-- BEGIN Supplied information --
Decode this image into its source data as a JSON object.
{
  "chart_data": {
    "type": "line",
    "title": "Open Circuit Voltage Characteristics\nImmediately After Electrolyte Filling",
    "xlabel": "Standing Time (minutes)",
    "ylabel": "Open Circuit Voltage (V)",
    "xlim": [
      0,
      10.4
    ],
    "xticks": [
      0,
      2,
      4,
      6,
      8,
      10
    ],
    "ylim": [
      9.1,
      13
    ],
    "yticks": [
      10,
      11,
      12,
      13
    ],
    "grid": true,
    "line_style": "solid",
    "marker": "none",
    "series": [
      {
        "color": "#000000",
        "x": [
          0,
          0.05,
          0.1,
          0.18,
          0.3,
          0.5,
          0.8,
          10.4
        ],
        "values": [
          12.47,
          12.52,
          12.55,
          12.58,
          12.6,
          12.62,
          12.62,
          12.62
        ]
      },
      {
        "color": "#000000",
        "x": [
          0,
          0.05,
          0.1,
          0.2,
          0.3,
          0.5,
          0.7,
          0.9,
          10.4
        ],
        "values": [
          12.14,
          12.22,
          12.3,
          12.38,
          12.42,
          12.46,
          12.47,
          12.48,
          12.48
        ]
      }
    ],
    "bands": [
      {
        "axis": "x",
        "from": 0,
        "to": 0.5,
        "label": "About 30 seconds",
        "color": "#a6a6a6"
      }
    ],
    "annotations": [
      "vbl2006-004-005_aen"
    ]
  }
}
-- END Supplied information --
## Task objective:
Your task is to quote the listing above word for word.

## Full response:
Decode this image into its source data as a JSON object.
{
  "chart_data": {
    "type": "line",
    "title": "Open Circuit Voltage Characteristics\nImmediately After Electrolyte Filling",
    "xlabel": "Standing Time (minutes)",
    "ylabel": "Open Circuit Voltage (V)",
    "xlim": [
      0,
      10.4
    ],
    "xticks": [
      0,
      2,
      4,
      6,
      8,
      10
    ],
    "ylim": [
      9.1,
      13
    ],
    "yticks": [
      10,
      11,
      12,
      13
    ],
    "grid": true,
    "line_style": "solid",
    "marker": "none",
    "series": [
      {
        "color": "#000000",
        "x": [
          0,
          0.05,
          0.1,
          0.18,
          0.3,
          0.5,
          0.8,
          10.4
        ],
        "values": [
          12.47,
          12.52,
          12.55,
          12.58,
          12.6,
          12.62,
          12.62,
          12.62
        ]
      },
      {
        "color": "#000000",
        "x": [
          0,
          0.05,
          0.1,
          0.2,
          0.3,
          0.5,
          0.7,
          0.9,
          10.4
        ],
        "values": [
          12.14,
          12.22,
          12.3,
          12.38,
          12.42,
          12.46,
          12.47,
          12.48,
          12.48
        ]
      }
    ],
    "bands": [
      {
        "axis": "x",
        "from": 0,
        "to": 0.5,
        "label": "About 30 seconds",
        "color": "#a6a6a6"
      }
    ],
    "annotations": [
      "vbl2006-004-005_aen"
    ]
  }
}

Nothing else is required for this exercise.